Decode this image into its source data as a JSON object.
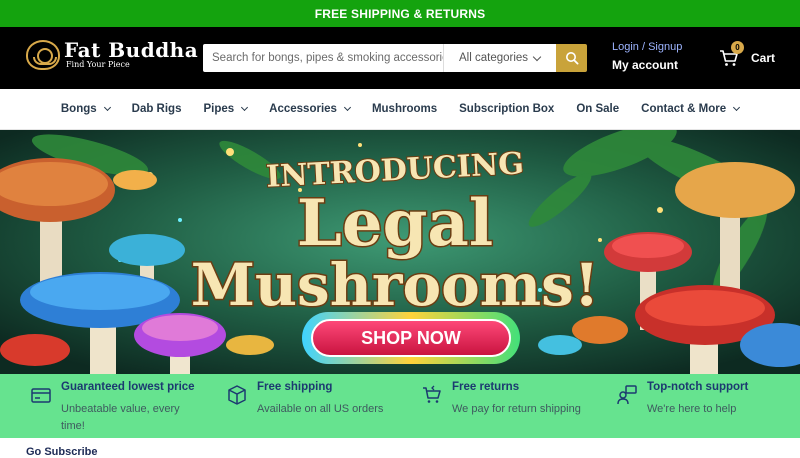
{
  "topbar": {
    "text": "FREE SHIPPING & RETURNS"
  },
  "header": {
    "logo_title": "Fat Buddha",
    "logo_tagline": "Find Your Piece",
    "search_placeholder": "Search for bongs, pipes & smoking accessories",
    "category_select": "All categories",
    "login_label": "Login / Signup",
    "account_label": "My account",
    "cart_count": "0",
    "cart_label": "Cart",
    "accent": "#c9a33a"
  },
  "nav": {
    "items": [
      {
        "label": "Bongs",
        "dropdown": true
      },
      {
        "label": "Dab Rigs",
        "dropdown": false
      },
      {
        "label": "Pipes",
        "dropdown": true
      },
      {
        "label": "Accessories",
        "dropdown": true
      },
      {
        "label": "Mushrooms",
        "dropdown": false
      },
      {
        "label": "Subscription Box",
        "dropdown": false
      },
      {
        "label": "On Sale",
        "dropdown": false
      },
      {
        "label": "Contact & More",
        "dropdown": true
      }
    ]
  },
  "banner": {
    "line1": "INTRODUCING",
    "line2": "Legal",
    "line3": "Mushrooms!",
    "cta": "SHOP NOW"
  },
  "features": [
    {
      "icon": "credit-card-icon",
      "title": "Guaranteed lowest price",
      "desc": "Unbeatable value, every time!"
    },
    {
      "icon": "box-icon",
      "title": "Free shipping",
      "desc": "Available on all US orders"
    },
    {
      "icon": "cart-return-icon",
      "title": "Free returns",
      "desc": "We pay for return shipping"
    },
    {
      "icon": "support-icon",
      "title": "Top-notch support",
      "desc": "We're here to help"
    }
  ],
  "colors": {
    "topbar": "#14a30e",
    "features_bg": "#66e38f",
    "nav_text": "#2a3b4d"
  },
  "next_section_heading": "Go Subscribe"
}
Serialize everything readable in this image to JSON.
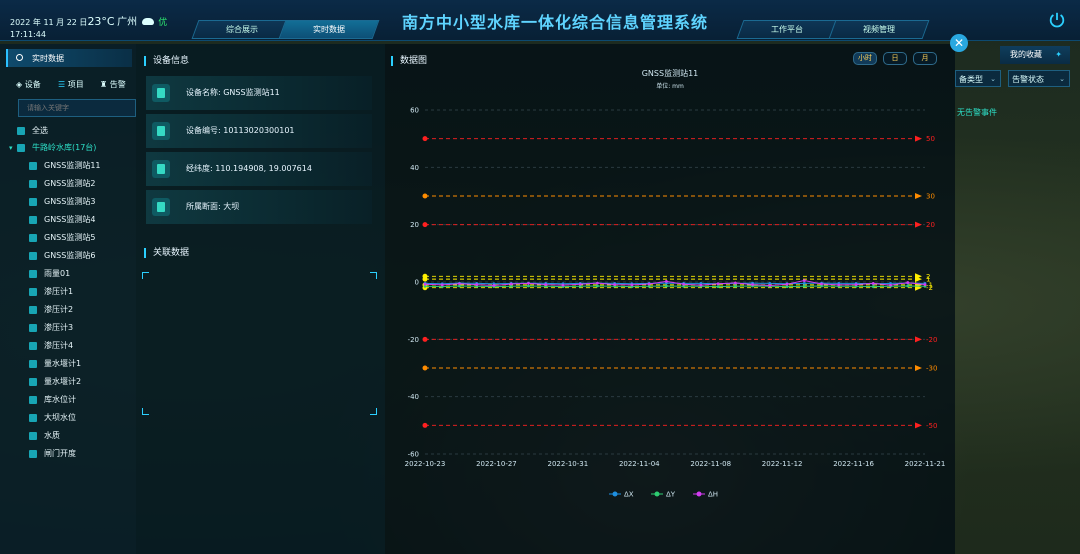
{
  "header": {
    "date": "2022 年 11 月 22 日",
    "temperature": "23°C",
    "city": "广州",
    "air_quality": "优",
    "time": "17:11:44",
    "title": "南方中小型水库一体化综合信息管理系统",
    "nav": [
      "综合展示",
      "实时数据",
      "工作平台",
      "视频管理"
    ],
    "active_nav": 1
  },
  "sidebar": {
    "tab_label": "实时数据",
    "filters": [
      "设备",
      "项目",
      "告警"
    ],
    "search_placeholder": "请输入关键字",
    "select_all": "全选",
    "group": "牛路岭水库(17台)",
    "items": [
      "GNSS监测站11",
      "GNSS监测站2",
      "GNSS监测站3",
      "GNSS监测站4",
      "GNSS监测站5",
      "GNSS监测站6",
      "雨量01",
      "渗压计1",
      "渗压计2",
      "渗压计3",
      "渗压计4",
      "量水堰计1",
      "量水堰计2",
      "库水位计",
      "大坝水位",
      "水质",
      "闸门开度"
    ]
  },
  "device_info": {
    "title": "设备信息",
    "rows": [
      "设备名称: GNSS监测站11",
      "设备编号: 10113020300101",
      "经纬度: 110.194908, 19.007614",
      "所属断面: 大坝"
    ]
  },
  "related": {
    "title": "关联数据"
  },
  "chart_panel": {
    "title": "数据图",
    "time_buttons": [
      "小时",
      "日",
      "月"
    ]
  },
  "chart_data": {
    "type": "line",
    "title": "GNSS监测站11",
    "subtitle": "单位: mm",
    "ylim": [
      -60,
      60
    ],
    "yticks": [
      60,
      40,
      20,
      0,
      -20,
      -40,
      -60
    ],
    "xticks": [
      "2022-10-23",
      "2022-10-27",
      "2022-10-31",
      "2022-11-04",
      "2022-11-08",
      "2022-11-12",
      "2022-11-16",
      "2022-11-21"
    ],
    "thresholds": [
      {
        "value": 50,
        "label": "50",
        "color": "#ff2020"
      },
      {
        "value": 30,
        "label": "30",
        "color": "#ff8c00"
      },
      {
        "value": 20,
        "label": "20",
        "color": "#ff2020"
      },
      {
        "value": 2,
        "label": "2",
        "color": "#ffee00"
      },
      {
        "value": 1,
        "label": "1",
        "color": "#ffee00"
      },
      {
        "value": -1,
        "label": "-1",
        "color": "#ffee00"
      },
      {
        "value": -2,
        "label": "-2",
        "color": "#ffee00"
      },
      {
        "value": -20,
        "label": "-20",
        "color": "#ff2020"
      },
      {
        "value": -30,
        "label": "-30",
        "color": "#ff8c00"
      },
      {
        "value": -50,
        "label": "-50",
        "color": "#ff2020"
      }
    ],
    "series": [
      {
        "name": "ΔX",
        "color": "#1e8fe0",
        "values": [
          -0.5,
          -0.6,
          -0.4,
          -0.5,
          -0.6,
          -0.5,
          -0.4,
          -0.5,
          -0.6,
          -0.5,
          -0.4,
          -0.5,
          -0.6,
          -0.5,
          -0.4,
          -0.5,
          -0.5,
          -0.6,
          -0.5,
          -0.4,
          -0.5,
          -0.6,
          -0.5,
          -0.4,
          -0.5,
          -0.5,
          -0.6,
          -0.5,
          -0.4,
          -0.5
        ]
      },
      {
        "name": "ΔY",
        "color": "#2ecc71",
        "values": [
          -1.5,
          -1.6,
          -1.4,
          -1.5,
          -1.6,
          -1.5,
          -1.4,
          -1.5,
          -1.6,
          -1.5,
          -1.4,
          -1.5,
          -1.6,
          -1.5,
          -1.4,
          -1.5,
          -1.5,
          -1.6,
          -1.5,
          -1.4,
          -1.5,
          -1.6,
          -1.5,
          -1.4,
          -1.5,
          -1.5,
          -1.6,
          -1.5,
          -1.4,
          -1.5
        ]
      },
      {
        "name": "ΔH",
        "color": "#d23cf0",
        "values": [
          -0.8,
          -1.0,
          -0.6,
          -0.9,
          -1.2,
          -0.7,
          -0.5,
          -0.9,
          -1.1,
          -0.8,
          -0.4,
          -0.9,
          -1.0,
          -0.7,
          0.2,
          -0.8,
          -1.1,
          -0.6,
          -0.3,
          -0.9,
          -1.2,
          -0.8,
          0.5,
          -0.7,
          -1.0,
          -0.9,
          -0.5,
          -1.1,
          -0.2,
          -0.9
        ]
      }
    ]
  },
  "right": {
    "fav_label": "我的收藏",
    "select1": "备类型",
    "select2": "告警状态",
    "no_alarm": "无告警事件"
  },
  "colors": {
    "accent": "#2bd0ff",
    "header_bg": "#0b2a47",
    "panel_bg": "#041822"
  }
}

Directions for this task – Gather each line holding the string "image".

Reply –
Decode this image into its source data as a JSON object.
Serialize everything readable in this image to JSON.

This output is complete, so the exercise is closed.